**ABOUT THIS TASK**
Write out the records that follow exactly. Do not include pictures.

**DATA TO USE**
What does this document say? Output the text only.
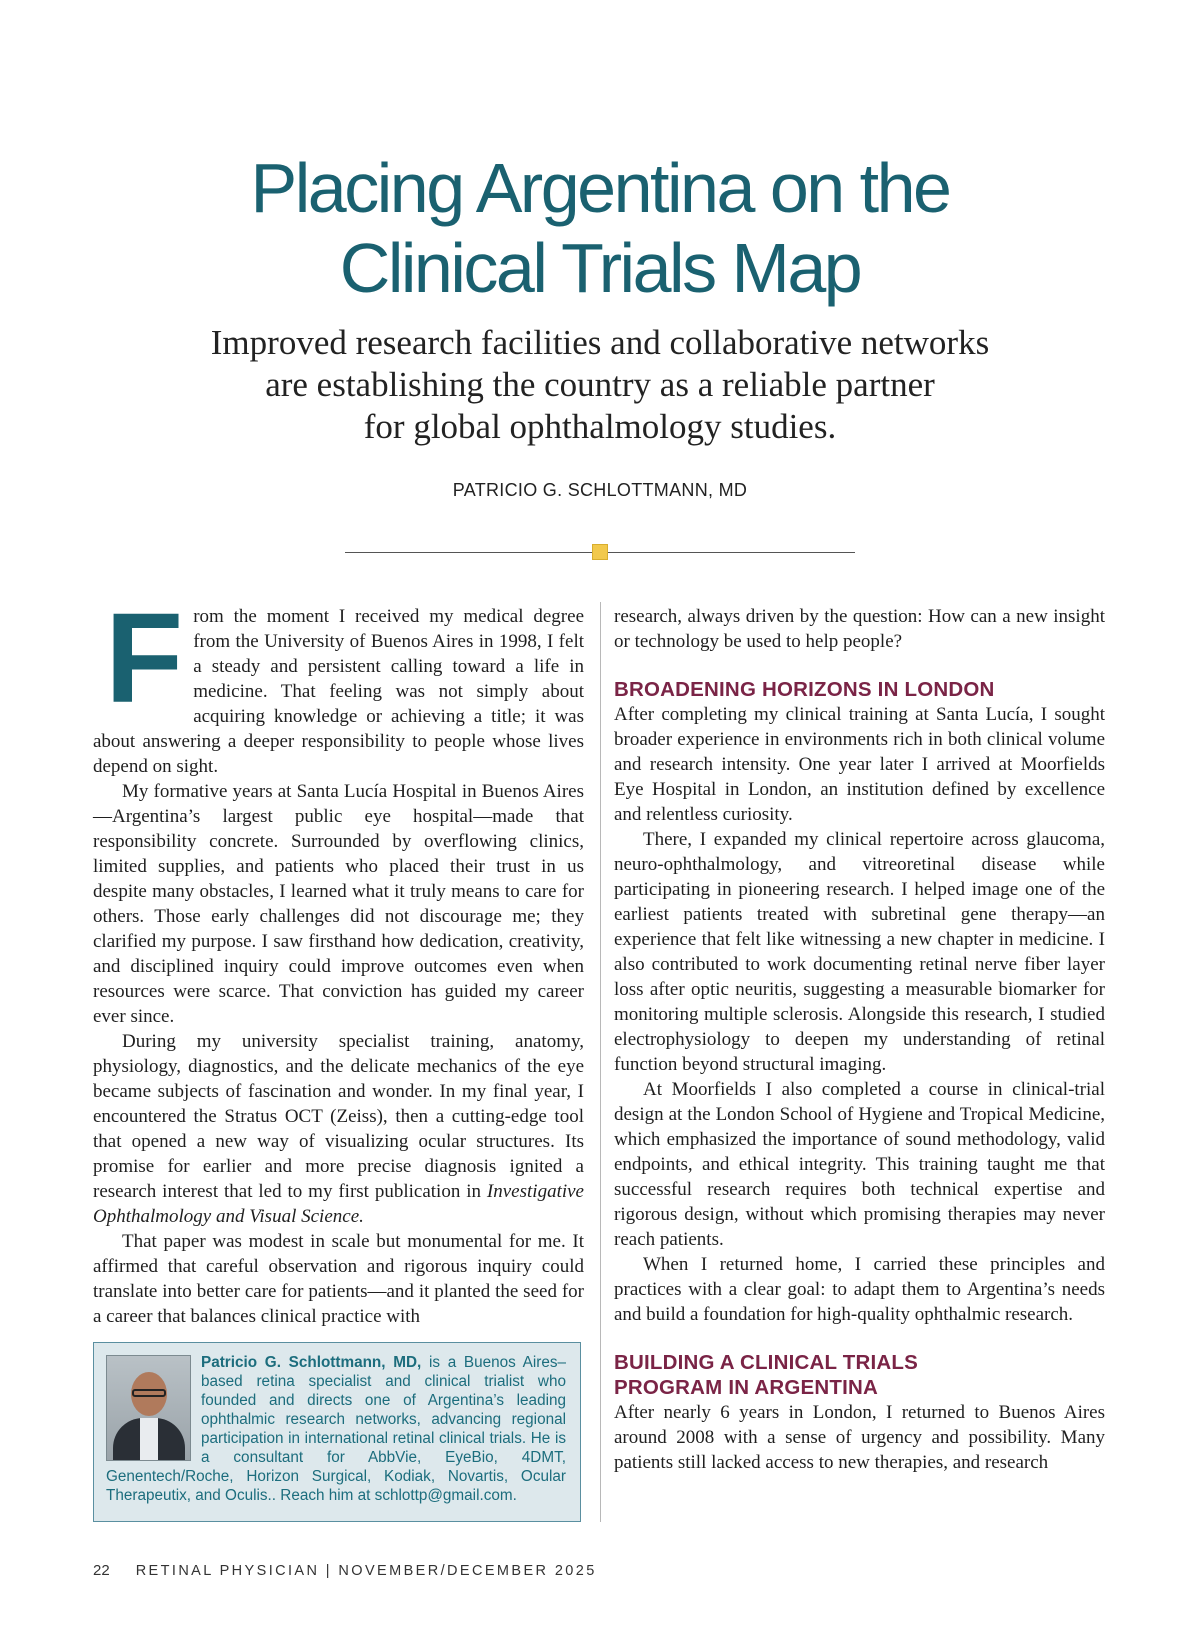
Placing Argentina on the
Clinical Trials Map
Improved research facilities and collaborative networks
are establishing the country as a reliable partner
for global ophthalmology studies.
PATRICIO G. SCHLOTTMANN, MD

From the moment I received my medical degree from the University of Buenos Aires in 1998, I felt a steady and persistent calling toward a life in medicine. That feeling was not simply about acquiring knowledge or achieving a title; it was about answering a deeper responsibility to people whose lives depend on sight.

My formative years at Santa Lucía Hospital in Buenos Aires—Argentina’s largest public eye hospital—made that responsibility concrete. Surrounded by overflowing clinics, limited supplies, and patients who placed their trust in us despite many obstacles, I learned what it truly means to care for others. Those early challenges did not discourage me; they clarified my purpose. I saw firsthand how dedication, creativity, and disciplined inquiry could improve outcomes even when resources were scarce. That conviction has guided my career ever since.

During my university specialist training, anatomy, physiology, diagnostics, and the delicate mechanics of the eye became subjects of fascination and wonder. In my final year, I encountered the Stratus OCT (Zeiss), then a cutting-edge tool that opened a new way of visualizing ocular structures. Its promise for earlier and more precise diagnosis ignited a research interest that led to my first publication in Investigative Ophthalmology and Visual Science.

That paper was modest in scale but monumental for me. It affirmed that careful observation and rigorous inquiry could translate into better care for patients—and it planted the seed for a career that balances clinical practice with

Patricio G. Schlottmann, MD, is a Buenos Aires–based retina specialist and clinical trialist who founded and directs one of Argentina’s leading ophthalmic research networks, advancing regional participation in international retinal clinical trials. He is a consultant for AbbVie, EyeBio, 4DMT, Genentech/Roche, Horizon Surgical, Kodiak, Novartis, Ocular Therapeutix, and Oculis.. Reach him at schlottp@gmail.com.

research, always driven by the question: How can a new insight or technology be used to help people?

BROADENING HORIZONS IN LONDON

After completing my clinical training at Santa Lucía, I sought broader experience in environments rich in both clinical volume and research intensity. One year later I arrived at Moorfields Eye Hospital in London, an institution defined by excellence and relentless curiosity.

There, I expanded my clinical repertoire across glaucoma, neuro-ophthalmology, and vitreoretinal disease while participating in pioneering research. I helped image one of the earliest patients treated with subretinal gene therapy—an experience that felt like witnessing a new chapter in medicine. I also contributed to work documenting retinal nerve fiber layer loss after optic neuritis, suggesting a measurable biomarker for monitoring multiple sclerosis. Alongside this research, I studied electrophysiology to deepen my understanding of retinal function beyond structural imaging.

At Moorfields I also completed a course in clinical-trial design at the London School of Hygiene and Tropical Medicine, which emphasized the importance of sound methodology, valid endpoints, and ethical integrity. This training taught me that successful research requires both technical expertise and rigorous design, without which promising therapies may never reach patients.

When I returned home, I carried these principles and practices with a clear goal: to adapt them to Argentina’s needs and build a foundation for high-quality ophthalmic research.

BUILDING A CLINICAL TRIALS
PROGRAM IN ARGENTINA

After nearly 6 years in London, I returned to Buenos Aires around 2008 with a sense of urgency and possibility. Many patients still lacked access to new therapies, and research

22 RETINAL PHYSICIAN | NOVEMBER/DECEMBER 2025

**RESPONSE BELOW**
What does this document say? Output the text only.
Placing Argentina on the
Clinical Trials Map
Improved research facilities and collaborative networks
are establishing the country as a reliable partner
for global ophthalmology studies.
PATRICIO G. SCHLOTTMANN, MD

From the moment I received my medical degree from the University of Buenos Aires in 1998, I felt a steady and persistent calling toward a life in medicine. That feeling was not simply about acquiring knowledge or achieving a title; it was about answering a deeper responsibility to people whose lives depend on sight.

My formative years at Santa Lucía Hospital in Buenos Aires—Argentina’s largest public eye hospital—made that responsibility concrete. Surrounded by overflowing clinics, limited supplies, and patients who placed their trust in us despite many obstacles, I learned what it truly means to care for others. Those early challenges did not discourage me; they clarified my purpose. I saw firsthand how dedication, creativity, and disciplined inquiry could improve outcomes even when resources were scarce. That conviction has guided my career ever since.

During my university specialist training, anatomy, physiology, diagnostics, and the delicate mechanics of the eye became subjects of fascination and wonder. In my final year, I encountered the Stratus OCT (Zeiss), then a cutting-edge tool that opened a new way of visualizing ocular structures. Its promise for earlier and more precise diagnosis ignited a research interest that led to my first publication in Investigative Ophthalmology and Visual Science.

That paper was modest in scale but monumental for me. It affirmed that careful observation and rigorous inquiry could translate into better care for patients—and it planted the seed for a career that balances clinical practice with

Patricio G. Schlottmann, MD, is a Buenos Aires–based retina specialist and clinical trialist who founded and directs one of Argentina’s leading ophthalmic research networks, advancing regional participation in international retinal clinical trials. He is a consultant for AbbVie, EyeBio, 4DMT, Genentech/Roche, Horizon Surgical, Kodiak, Novartis, Ocular Therapeutix, and Oculis.. Reach him at schlottp@gmail.com.

research, always driven by the question: How can a new insight or technology be used to help people?

BROADENING HORIZONS IN LONDON

After completing my clinical training at Santa Lucía, I sought broader experience in environments rich in both clinical volume and research intensity. One year later I arrived at Moorfields Eye Hospital in London, an institution defined by excellence and relentless curiosity.

There, I expanded my clinical repertoire across glaucoma, neuro-ophthalmology, and vitreoretinal disease while participating in pioneering research. I helped image one of the earliest patients treated with subretinal gene therapy—an experience that felt like witnessing a new chapter in medicine. I also contributed to work documenting retinal nerve fiber layer loss after optic neuritis, suggesting a measurable biomarker for monitoring multiple sclerosis. Alongside this research, I studied electrophysiology to deepen my understanding of retinal function beyond structural imaging.

At Moorfields I also completed a course in clinical-trial design at the London School of Hygiene and Tropical Medicine, which emphasized the importance of sound methodology, valid endpoints, and ethical integrity. This training taught me that successful research requires both technical expertise and rigorous design, without which promising therapies may never reach patients.

When I returned home, I carried these principles and practices with a clear goal: to adapt them to Argentina’s needs and build a foundation for high-quality ophthalmic research.

BUILDING A CLINICAL TRIALS
PROGRAM IN ARGENTINA

After nearly 6 years in London, I returned to Buenos Aires around 2008 with a sense of urgency and possibility. Many patients still lacked access to new therapies, and research

22 RETINAL PHYSICIAN | NOVEMBER/DECEMBER 2025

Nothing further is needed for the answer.